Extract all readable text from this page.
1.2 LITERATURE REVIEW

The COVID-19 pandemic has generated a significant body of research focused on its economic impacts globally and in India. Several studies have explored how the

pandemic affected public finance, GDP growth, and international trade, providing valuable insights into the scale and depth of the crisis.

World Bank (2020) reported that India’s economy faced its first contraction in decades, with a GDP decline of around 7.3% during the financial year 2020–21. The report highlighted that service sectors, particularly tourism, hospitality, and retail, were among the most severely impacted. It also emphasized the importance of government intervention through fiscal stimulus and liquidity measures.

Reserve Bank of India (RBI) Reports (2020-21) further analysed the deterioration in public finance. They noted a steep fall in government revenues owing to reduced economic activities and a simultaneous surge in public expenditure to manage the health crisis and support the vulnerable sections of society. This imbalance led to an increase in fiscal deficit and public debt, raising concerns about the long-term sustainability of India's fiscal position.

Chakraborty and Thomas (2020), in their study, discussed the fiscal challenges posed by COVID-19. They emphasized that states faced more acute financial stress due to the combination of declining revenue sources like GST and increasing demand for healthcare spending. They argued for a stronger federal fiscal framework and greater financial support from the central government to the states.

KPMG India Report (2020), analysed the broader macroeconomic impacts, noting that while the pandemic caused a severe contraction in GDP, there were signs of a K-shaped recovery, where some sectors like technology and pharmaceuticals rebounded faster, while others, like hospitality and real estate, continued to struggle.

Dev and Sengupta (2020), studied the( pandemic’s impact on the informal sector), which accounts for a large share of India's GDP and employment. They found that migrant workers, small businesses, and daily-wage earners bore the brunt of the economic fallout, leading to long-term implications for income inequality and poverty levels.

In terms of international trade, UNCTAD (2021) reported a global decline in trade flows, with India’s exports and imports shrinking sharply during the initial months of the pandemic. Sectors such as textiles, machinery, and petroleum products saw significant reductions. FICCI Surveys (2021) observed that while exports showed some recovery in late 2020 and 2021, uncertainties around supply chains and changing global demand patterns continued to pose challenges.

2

---+---

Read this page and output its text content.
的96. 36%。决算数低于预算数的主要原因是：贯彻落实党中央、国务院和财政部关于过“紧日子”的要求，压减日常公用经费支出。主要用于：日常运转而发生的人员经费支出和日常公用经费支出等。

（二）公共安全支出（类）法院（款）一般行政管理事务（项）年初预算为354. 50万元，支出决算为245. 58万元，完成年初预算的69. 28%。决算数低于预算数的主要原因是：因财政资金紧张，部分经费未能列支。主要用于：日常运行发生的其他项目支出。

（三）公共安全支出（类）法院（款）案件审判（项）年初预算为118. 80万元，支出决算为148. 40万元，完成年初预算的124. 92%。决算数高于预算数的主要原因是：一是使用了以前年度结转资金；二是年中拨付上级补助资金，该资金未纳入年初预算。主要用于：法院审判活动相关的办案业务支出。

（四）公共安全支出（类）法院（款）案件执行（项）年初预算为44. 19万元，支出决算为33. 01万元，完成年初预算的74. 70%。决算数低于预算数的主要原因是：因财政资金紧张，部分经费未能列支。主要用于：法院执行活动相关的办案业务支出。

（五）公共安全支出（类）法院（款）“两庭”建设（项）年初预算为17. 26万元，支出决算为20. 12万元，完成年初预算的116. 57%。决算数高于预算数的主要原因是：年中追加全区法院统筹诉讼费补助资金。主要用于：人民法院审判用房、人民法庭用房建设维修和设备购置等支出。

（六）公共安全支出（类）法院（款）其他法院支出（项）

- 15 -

---+---

> **WHAT THE TASK ASKS**: Go through the lines above. Select every one that has the string "决算数高于预算数的主要原因是".

> **EXERCISE ANSWER**:
（三）公共安全支出（类）法院（款）案件审判（项）年初预算为118. 80万元，支出决算为148. 40万元，完成年初预算的124. 92%。决算数高于预算数的主要原因是：一是使用了以前年度结转资金；二是年中拨付上级补助资金，该资金未纳入年初预算。主要用于：法院审判活动相关的办案业务支出。
（五）公共安全支出（类）法院（款）“两庭”建设（项）年初预算为17. 26万元，支出决算为20. 12万元，完成年初预算的116. 57%。决算数高于预算数的主要原因是：年中追加全区法院统筹诉讼费补助资金。主要用于：人民法院审判用房、人民法庭用房建设维修和设备购置等支出。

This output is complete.